---- Records provided
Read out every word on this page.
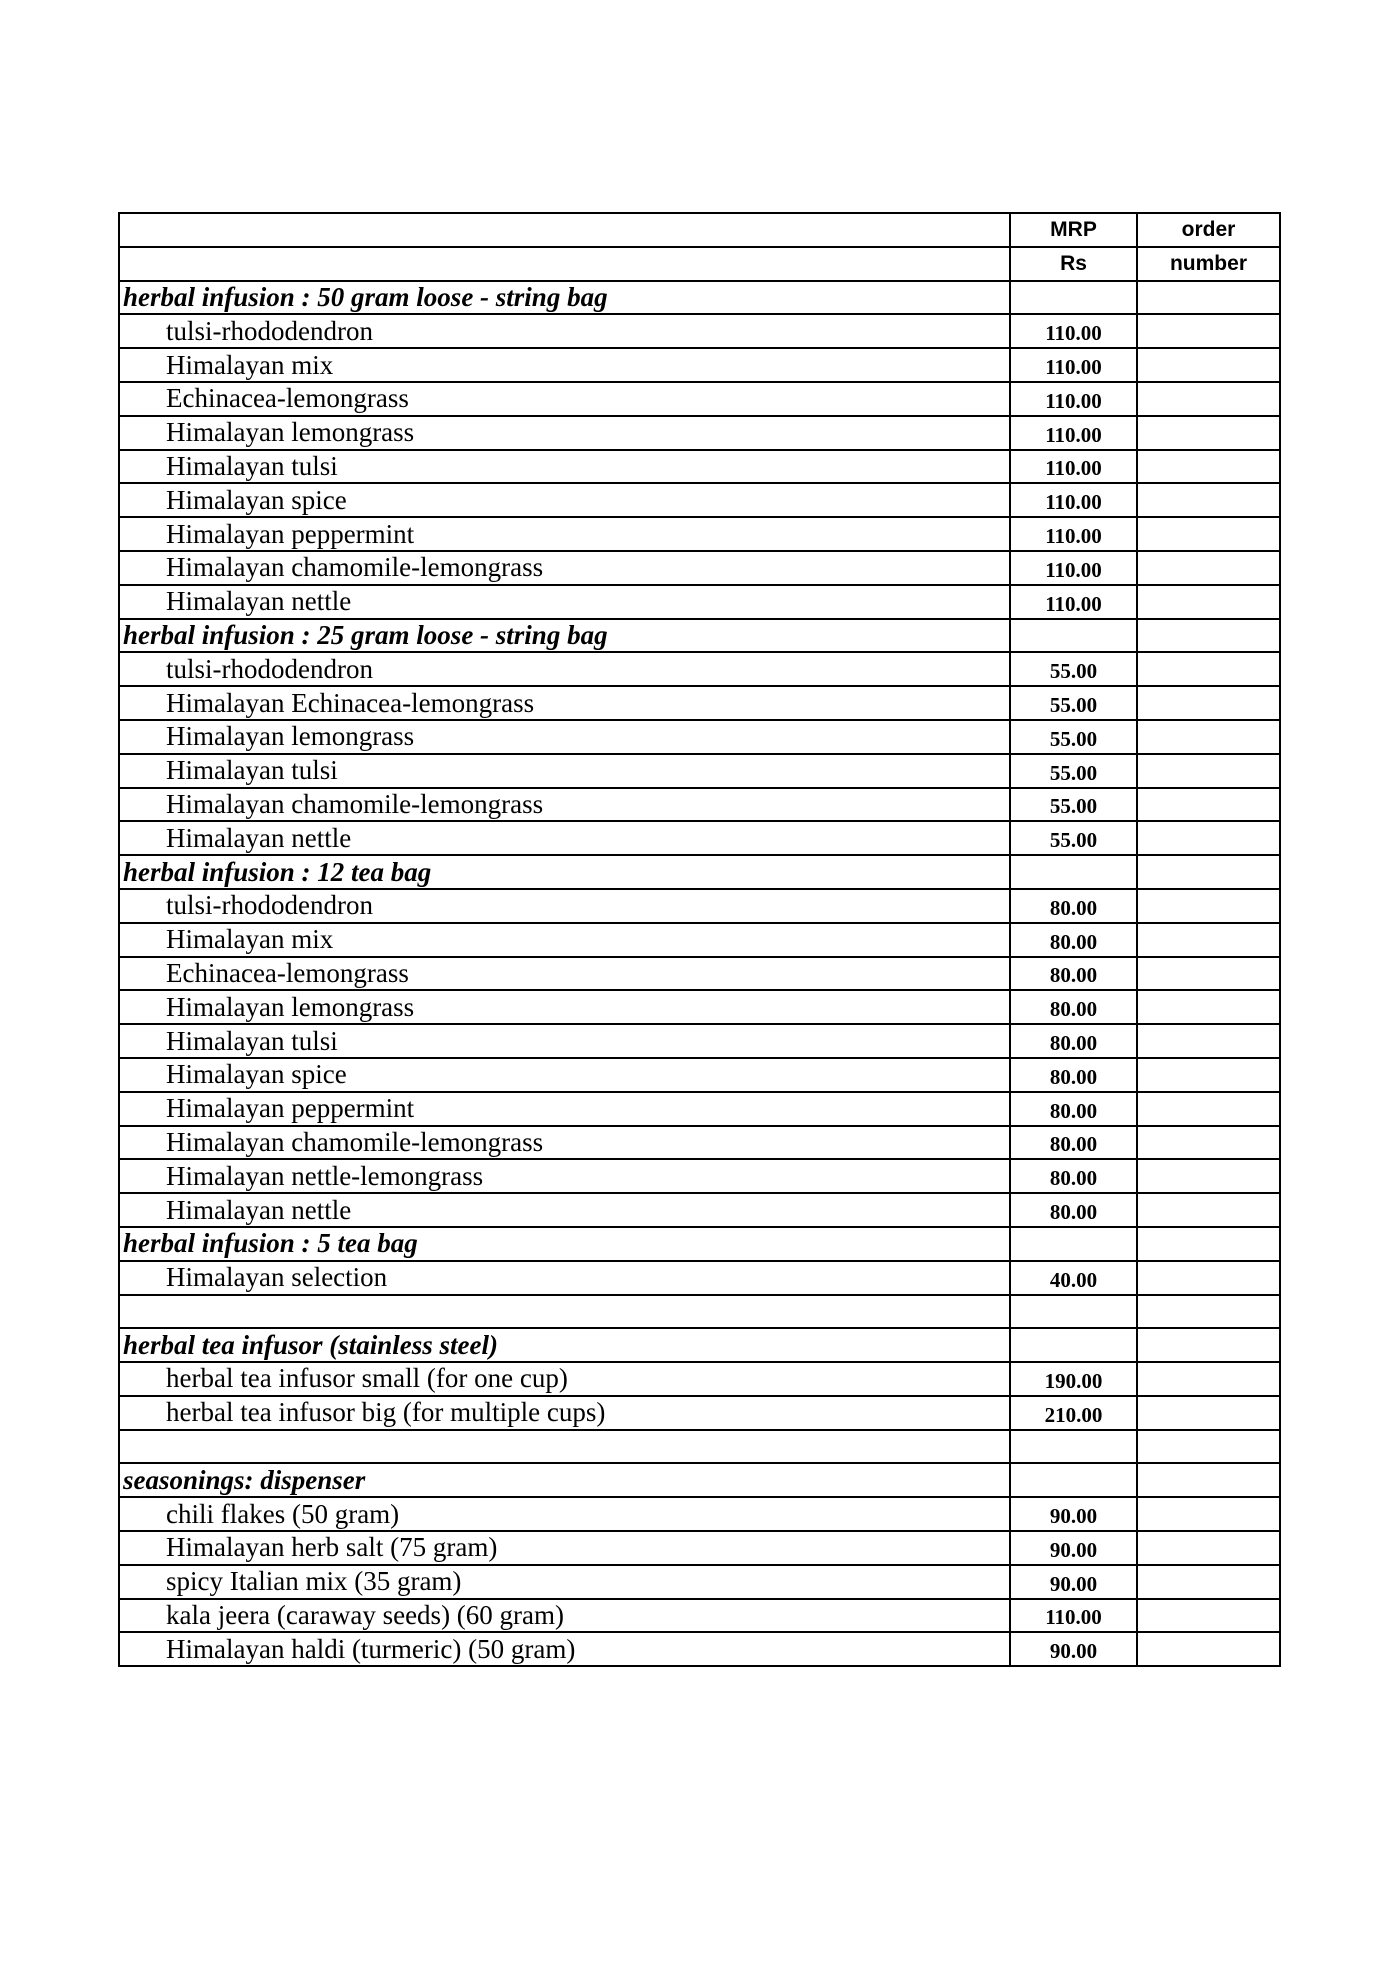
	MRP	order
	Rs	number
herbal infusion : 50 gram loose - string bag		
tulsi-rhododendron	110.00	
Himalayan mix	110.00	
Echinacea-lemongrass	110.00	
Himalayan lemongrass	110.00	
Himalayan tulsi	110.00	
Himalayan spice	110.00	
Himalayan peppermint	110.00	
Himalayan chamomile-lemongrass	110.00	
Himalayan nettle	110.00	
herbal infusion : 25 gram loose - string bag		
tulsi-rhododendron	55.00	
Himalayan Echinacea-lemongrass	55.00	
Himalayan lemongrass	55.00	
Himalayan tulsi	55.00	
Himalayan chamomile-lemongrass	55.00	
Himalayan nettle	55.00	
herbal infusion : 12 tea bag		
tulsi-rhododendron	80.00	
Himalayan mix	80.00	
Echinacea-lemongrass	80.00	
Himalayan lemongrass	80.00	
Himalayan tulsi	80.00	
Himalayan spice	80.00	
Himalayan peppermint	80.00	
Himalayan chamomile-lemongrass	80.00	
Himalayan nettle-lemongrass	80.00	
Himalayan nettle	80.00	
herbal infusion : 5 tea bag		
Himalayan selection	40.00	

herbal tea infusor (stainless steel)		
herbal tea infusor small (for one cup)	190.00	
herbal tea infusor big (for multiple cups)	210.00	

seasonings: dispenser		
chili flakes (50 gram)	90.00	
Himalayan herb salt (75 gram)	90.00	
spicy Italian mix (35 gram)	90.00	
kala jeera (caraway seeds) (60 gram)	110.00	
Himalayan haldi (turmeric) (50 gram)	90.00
--------
---- Records provided
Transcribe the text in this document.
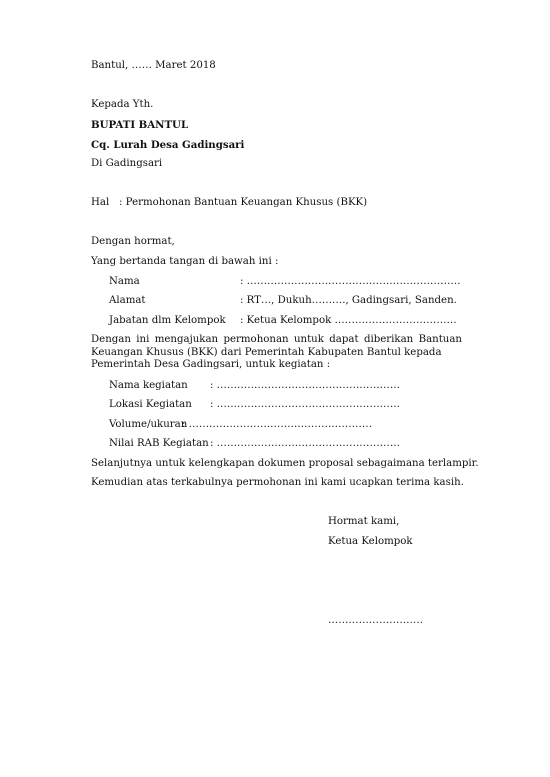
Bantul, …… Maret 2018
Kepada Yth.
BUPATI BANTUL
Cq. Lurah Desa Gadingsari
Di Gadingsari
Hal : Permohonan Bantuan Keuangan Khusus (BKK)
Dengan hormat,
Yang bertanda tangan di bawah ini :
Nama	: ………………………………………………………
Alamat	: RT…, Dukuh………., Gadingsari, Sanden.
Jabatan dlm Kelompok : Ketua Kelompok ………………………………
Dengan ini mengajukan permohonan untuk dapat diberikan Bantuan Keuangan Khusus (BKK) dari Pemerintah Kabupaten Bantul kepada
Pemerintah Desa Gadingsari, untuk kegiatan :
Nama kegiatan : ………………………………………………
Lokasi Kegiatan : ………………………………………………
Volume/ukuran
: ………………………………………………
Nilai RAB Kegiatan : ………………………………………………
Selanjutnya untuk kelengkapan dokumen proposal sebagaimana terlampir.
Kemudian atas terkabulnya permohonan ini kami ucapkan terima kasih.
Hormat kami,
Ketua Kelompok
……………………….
--------
▶ **Job**
Identify the lines of the entries containing the string "Gadingsari". Copy each such line.

▶ **Task response**
Cq. Lurah Desa Gadingsari
Di Gadingsari
Alamat	: RT…, Dukuh………., Gadingsari, Sanden.
Pemerintah Desa Gadingsari, untuk kegiatan :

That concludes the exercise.